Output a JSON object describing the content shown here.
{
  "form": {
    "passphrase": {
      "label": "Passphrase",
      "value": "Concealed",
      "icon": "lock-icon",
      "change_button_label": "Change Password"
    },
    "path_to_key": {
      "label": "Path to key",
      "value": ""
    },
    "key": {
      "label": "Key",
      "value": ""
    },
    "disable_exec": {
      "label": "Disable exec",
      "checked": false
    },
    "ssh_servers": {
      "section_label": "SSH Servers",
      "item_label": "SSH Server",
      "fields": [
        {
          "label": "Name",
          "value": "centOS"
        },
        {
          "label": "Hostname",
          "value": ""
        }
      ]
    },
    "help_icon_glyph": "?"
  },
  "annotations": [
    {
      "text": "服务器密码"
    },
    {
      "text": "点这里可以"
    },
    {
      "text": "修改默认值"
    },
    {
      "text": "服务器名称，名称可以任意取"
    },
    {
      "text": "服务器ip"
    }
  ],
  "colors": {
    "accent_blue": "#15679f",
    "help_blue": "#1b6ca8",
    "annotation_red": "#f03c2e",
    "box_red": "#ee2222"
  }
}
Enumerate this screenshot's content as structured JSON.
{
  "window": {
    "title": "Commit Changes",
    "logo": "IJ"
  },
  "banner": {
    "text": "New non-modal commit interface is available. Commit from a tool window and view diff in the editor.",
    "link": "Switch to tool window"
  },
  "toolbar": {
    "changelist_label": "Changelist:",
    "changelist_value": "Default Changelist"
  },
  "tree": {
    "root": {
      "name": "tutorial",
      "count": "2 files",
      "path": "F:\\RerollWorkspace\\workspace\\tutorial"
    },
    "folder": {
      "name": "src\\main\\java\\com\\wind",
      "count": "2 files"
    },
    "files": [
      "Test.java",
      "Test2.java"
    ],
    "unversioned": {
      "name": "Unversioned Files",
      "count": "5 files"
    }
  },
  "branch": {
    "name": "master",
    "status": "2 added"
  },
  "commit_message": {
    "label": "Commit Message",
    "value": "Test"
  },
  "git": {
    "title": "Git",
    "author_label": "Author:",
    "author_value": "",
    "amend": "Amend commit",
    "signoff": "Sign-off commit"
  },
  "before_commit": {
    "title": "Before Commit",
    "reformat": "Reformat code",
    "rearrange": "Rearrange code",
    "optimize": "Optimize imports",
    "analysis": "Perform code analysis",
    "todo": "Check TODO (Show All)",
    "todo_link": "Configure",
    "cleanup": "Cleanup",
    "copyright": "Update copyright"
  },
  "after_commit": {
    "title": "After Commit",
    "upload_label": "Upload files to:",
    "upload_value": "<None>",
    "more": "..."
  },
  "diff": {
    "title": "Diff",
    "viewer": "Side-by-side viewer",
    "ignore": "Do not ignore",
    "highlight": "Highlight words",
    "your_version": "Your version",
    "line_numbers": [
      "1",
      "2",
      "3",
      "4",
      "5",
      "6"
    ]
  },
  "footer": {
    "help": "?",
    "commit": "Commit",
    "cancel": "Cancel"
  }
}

**Task brief:** Write down all the entries again without a single difference.

**Output below:**
Output a JSON object describing the content shown here.
{
  "form": {
    "passphrase": {
      "label": "Passphrase",
      "value": "Concealed",
      "icon": "lock-icon",
      "change_button_label": "Change Password"
    },
    "path_to_key": {
      "label": "Path to key",
      "value": ""
    },
    "key": {
      "label": "Key",
      "value": ""
    },
    "disable_exec": {
      "label": "Disable exec",
      "checked": false
    },
    "ssh_servers": {
      "section_label": "SSH Servers",
      "item_label": "SSH Server",
      "fields": [
        {
          "label": "Name",
          "value": "centOS"
        },
        {
          "label": "Hostname",
          "value": ""
        }
      ]
    },
    "help_icon_glyph": "?"
  },
  "annotations": [
    {
      "text": "服务器密码"
    },
    {
      "text": "点这里可以"
    },
    {
      "text": "修改默认值"
    },
    {
      "text": "服务器名称，名称可以任意取"
    },
    {
      "text": "服务器ip"
    }
  ],
  "colors": {
    "accent_blue": "#15679f",
    "help_blue": "#1b6ca8",
    "annotation_red": "#f03c2e",
    "box_red": "#ee2222"
  }
}
Enumerate this screenshot's content as structured JSON.
{
  "window": {
    "title": "Commit Changes",
    "logo": "IJ"
  },
  "banner": {
    "text": "New non-modal commit interface is available. Commit from a tool window and view diff in the editor.",
    "link": "Switch to tool window"
  },
  "toolbar": {
    "changelist_label": "Changelist:",
    "changelist_value": "Default Changelist"
  },
  "tree": {
    "root": {
      "name": "tutorial",
      "count": "2 files",
      "path": "F:\\RerollWorkspace\\workspace\\tutorial"
    },
    "folder": {
      "name": "src\\main\\java\\com\\wind",
      "count": "2 files"
    },
    "files": [
      "Test.java",
      "Test2.java"
    ],
    "unversioned": {
      "name": "Unversioned Files",
      "count": "5 files"
    }
  },
  "branch": {
    "name": "master",
    "status": "2 added"
  },
  "commit_message": {
    "label": "Commit Message",
    "value": "Test"
  },
  "git": {
    "title": "Git",
    "author_label": "Author:",
    "author_value": "",
    "amend": "Amend commit",
    "signoff": "Sign-off commit"
  },
  "before_commit": {
    "title": "Before Commit",
    "reformat": "Reformat code",
    "rearrange": "Rearrange code",
    "optimize": "Optimize imports",
    "analysis": "Perform code analysis",
    "todo": "Check TODO (Show All)",
    "todo_link": "Configure",
    "cleanup": "Cleanup",
    "copyright": "Update copyright"
  },
  "after_commit": {
    "title": "After Commit",
    "upload_label": "Upload files to:",
    "upload_value": "<None>",
    "more": "..."
  },
  "diff": {
    "title": "Diff",
    "viewer": "Side-by-side viewer",
    "ignore": "Do not ignore",
    "highlight": "Highlight words",
    "your_version": "Your version",
    "line_numbers": [
      "1",
      "2",
      "3",
      "4",
      "5",
      "6"
    ]
  },
  "footer": {
    "help": "?",
    "commit": "Commit",
    "cancel": "Cancel"
  }
}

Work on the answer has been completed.